> _PROBLEM DETAILS_
Return every record below exactly as written, but leave out the pictures.

======== ROWS

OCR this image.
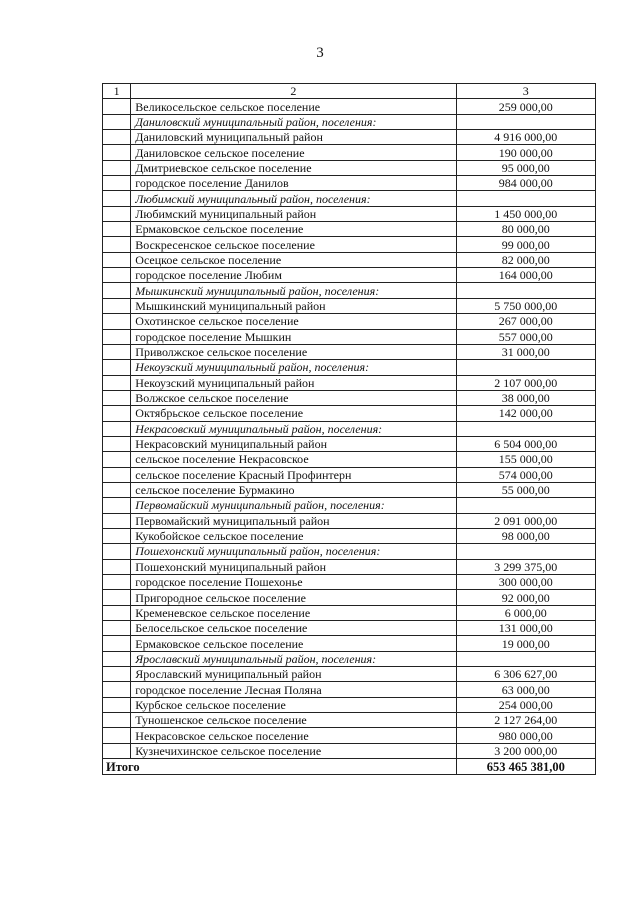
3
1	2	3
	Великосельское сельское поселение	259 000,00
	Даниловский муниципальный район, поселения:	
	Даниловский муниципальный район	4 916 000,00
	Даниловское сельское поселение	190 000,00
	Дмитриевское сельское поселение	95 000,00
	городское поселение Данилов	984 000,00
	Любимский муниципальный район, поселения:	
	Любимский муниципальный район	1 450 000,00
	Ермаковское сельское поселение	80 000,00
	Воскресенское сельское поселение	99 000,00
	Осецкое сельское поселение	82 000,00
	городское поселение Любим	164 000,00
	Мышкинский муниципальный район, поселения:	
	Мышкинский муниципальный район	5 750 000,00
	Охотинское сельское поселение	267 000,00
	городское поселение Мышкин	557 000,00
	Приволжское сельское поселение	31 000,00
	Некоузский муниципальный район, поселения:	
	Некоузский муниципальный район	2 107 000,00
	Волжское сельское поселение	38 000,00
	Октябрьское сельское поселение	142 000,00
	Некрасовский муниципальный район, поселения:	
	Некрасовский муниципальный район	6 504 000,00
	сельское поселение Некрасовское	155 000,00
	сельское поселение Красный Профинтерн	574 000,00
	сельское поселение Бурмакино	55 000,00
	Первомайский муниципальный район, поселения:	
	Первомайский муниципальный район	2 091 000,00
	Кукобойское сельское поселение	98 000,00
	Пошехонский муниципальный район, поселения:	
	Пошехонский муниципальный район	3 299 375,00
	городское поселение Пошехонье	300 000,00
	Пригородное сельское поселение	92 000,00
	Кременевское сельское поселение	6 000,00
	Белосельское сельское поселение	131 000,00
	Ермаковское сельское поселение	19 000,00
	Ярославский муниципальный район, поселения:	
	Ярославский муниципальный район	6 306 627,00
	городское поселение Лесная Поляна	63 000,00
	Курбское сельское поселение	254 000,00
	Туношенское сельское поселение	2 127 264,00
	Некрасовское сельское поселение	980 000,00
	Кузнечихинское сельское поселение	3 200 000,00
Итого		653 465 381,00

================

> _FINISHED ANSWER_
OCR this image.
3
1	2	3
	Великосельское сельское поселение	259 000,00
	Даниловский муниципальный район, поселения:	
	Даниловский муниципальный район	4 916 000,00
	Даниловское сельское поселение	190 000,00
	Дмитриевское сельское поселение	95 000,00
	городское поселение Данилов	984 000,00
	Любимский муниципальный район, поселения:	
	Любимский муниципальный район	1 450 000,00
	Ермаковское сельское поселение	80 000,00
	Воскресенское сельское поселение	99 000,00
	Осецкое сельское поселение	82 000,00
	городское поселение Любим	164 000,00
	Мышкинский муниципальный район, поселения:	
	Мышкинский муниципальный район	5 750 000,00
	Охотинское сельское поселение	267 000,00
	городское поселение Мышкин	557 000,00
	Приволжское сельское поселение	31 000,00
	Некоузский муниципальный район, поселения:	
	Некоузский муниципальный район	2 107 000,00
	Волжское сельское поселение	38 000,00
	Октябрьское сельское поселение	142 000,00
	Некрасовский муниципальный район, поселения:	
	Некрасовский муниципальный район	6 504 000,00
	сельское поселение Некрасовское	155 000,00
	сельское поселение Красный Профинтерн	574 000,00
	сельское поселение Бурмакино	55 000,00
	Первомайский муниципальный район, поселения:	
	Первомайский муниципальный район	2 091 000,00
	Кукобойское сельское поселение	98 000,00
	Пошехонский муниципальный район, поселения:	
	Пошехонский муниципальный район	3 299 375,00
	городское поселение Пошехонье	300 000,00
	Пригородное сельское поселение	92 000,00
	Кременевское сельское поселение	6 000,00
	Белосельское сельское поселение	131 000,00
	Ермаковское сельское поселение	19 000,00
	Ярославский муниципальный район, поселения:	
	Ярославский муниципальный район	6 306 627,00
	городское поселение Лесная Поляна	63 000,00
	Курбское сельское поселение	254 000,00
	Туношенское сельское поселение	2 127 264,00
	Некрасовское сельское поселение	980 000,00
	Кузнечихинское сельское поселение	3 200 000,00
Итого		653 465 381,00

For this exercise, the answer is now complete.